--- Brano fornito ---
- - -
Negli ultimi 15-20 anni il sistema locale si è progressivamente trasformato in direzione di una progressiva integrazione con altre attività complementari (dalla produzione agricola di qualità alla trasformazione industriale, all’integrazione tra prodotti agro-alimentari di qualità e le tradizioni gastronomiche del territorio) che hanno consentito di valorizzare le risorse locali per l’attrattività turistica, anche grazie alle iniziative e alle politiche che hanno favorito l’agriturismo, sino ai più recenti progetti di valorizzazione dei beni culturali e delle tradizioni del territorio. Vi è stato, dunque, un progressivo processo di cambiamento sia dei comportamenti imprenditoriali che della capacità di coordinamento che ha consentito di indirizzare le Langhe verso un processo di sviluppo integrato territoriale. La forte identità territoriale e il senso di appartenenza della popolazione hanno certamente contribuito a perseguire un sentiero di sviluppo autonomo e di elevata integrazione economica.
- - -
(Record memorizzati)
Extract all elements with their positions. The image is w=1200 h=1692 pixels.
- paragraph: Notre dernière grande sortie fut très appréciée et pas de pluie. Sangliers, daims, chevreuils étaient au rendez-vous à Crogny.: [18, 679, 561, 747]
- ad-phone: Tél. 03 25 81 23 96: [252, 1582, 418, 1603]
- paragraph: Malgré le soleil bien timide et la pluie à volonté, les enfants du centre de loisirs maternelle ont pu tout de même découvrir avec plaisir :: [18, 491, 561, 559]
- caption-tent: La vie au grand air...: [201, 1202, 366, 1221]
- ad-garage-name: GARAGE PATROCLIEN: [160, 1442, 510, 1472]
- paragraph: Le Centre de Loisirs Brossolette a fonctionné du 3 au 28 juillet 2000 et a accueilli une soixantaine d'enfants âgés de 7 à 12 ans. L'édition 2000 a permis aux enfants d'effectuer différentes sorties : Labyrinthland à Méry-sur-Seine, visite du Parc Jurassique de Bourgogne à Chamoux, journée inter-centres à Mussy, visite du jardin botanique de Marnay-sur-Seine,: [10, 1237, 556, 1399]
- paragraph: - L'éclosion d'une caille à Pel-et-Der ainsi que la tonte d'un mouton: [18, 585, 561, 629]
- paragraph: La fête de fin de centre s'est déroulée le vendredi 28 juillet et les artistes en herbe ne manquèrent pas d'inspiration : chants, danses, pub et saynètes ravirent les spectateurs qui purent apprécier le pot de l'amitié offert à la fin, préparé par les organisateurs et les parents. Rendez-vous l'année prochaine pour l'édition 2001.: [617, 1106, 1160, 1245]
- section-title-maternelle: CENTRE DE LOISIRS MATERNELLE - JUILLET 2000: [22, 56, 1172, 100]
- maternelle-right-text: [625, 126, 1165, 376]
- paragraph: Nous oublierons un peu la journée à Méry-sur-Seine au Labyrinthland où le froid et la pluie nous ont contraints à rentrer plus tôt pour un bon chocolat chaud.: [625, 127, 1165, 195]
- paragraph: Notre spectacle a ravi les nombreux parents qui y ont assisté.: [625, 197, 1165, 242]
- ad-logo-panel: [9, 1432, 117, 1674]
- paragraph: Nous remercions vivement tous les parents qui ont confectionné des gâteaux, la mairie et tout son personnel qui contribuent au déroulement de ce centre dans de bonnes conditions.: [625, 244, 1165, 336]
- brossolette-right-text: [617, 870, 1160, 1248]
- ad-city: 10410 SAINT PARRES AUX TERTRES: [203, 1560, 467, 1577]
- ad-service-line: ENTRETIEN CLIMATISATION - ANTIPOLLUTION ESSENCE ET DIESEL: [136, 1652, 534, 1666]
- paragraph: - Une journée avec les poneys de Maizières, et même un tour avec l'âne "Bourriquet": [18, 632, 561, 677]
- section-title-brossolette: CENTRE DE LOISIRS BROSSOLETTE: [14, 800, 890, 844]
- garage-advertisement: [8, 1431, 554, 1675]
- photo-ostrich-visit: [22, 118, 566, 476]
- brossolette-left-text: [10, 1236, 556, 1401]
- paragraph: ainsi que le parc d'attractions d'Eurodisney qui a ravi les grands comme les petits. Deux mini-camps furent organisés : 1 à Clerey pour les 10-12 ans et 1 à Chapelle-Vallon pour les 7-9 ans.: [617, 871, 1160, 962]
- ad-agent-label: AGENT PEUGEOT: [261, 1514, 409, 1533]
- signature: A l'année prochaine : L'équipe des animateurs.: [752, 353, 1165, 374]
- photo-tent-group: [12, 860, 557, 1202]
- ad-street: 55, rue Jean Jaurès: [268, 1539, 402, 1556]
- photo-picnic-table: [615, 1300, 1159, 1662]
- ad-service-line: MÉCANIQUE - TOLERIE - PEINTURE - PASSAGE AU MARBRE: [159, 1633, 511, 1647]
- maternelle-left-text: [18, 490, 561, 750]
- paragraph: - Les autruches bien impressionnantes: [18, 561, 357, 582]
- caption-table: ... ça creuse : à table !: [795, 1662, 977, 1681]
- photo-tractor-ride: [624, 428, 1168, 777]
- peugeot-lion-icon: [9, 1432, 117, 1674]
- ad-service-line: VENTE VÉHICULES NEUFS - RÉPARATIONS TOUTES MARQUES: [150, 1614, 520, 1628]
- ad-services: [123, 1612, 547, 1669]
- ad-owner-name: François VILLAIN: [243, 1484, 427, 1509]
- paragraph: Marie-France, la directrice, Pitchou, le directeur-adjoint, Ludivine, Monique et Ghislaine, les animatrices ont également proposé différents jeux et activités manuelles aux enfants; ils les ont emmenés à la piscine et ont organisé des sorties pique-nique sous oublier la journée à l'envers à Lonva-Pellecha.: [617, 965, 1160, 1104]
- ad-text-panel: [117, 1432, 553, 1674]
- - -
--- Consegna ---
Prosegui il brano sullo sviluppo integrato delle Langhe, riprendendo subito dopo la sua ultima frase.

--- Svolgimento ---
Oggi le Langhe presentano un quadro particolarmente robusto sia in termini strutturali che dal punto di vista della dinamica economica. Innanzitutto, il distretto agro-alimentare che caratterizza profondamente il sistema produttivo locale è organizzato attorno a circa 11.000 imprese di cui quasi 8.800 operanti nel settore agricolo in senso stretto e circa 2.000 nei settori industriali e terziari collegati (700 imprese nell’industria di trasformazione dei prodotti agricoli, 1.000 intermediari commerciali ma anche 150 imprese che forniscono servizi alle imprese agricole) (Garavaglia, 2009; Garofoli 2011a). Questo denso tessuto di imprenditorialità, di saperi diffusi e di competenze professionali specifiche sono alla base della competitività e della buona posizione del sistema locale sul mercato nazionale e internazionale.
L’elevato numero di produttori vitivinicoli (3-4.000 produttori e circa 1.000 imbottigliatori) determina un sano meccanismo di competizione e di emulazione. Il Consorzio del Barolo e del Barbaresco (con 460 aziende associate) ha svolto un ruolo determinante sia nella direzione del continuo miglioramento della qualità del prodotto che nella direzione della costruzione di una forte immagine del prodotto a livello internazionale. La strategia del Consorzio sembrerebbe, ad un’analisi comparata (per un confronto con il Chianti, cfr. Romano, Tudini, 2011), particolarmente aperta e e costruita attraverso un processo di condivisione tra gli operatori economici.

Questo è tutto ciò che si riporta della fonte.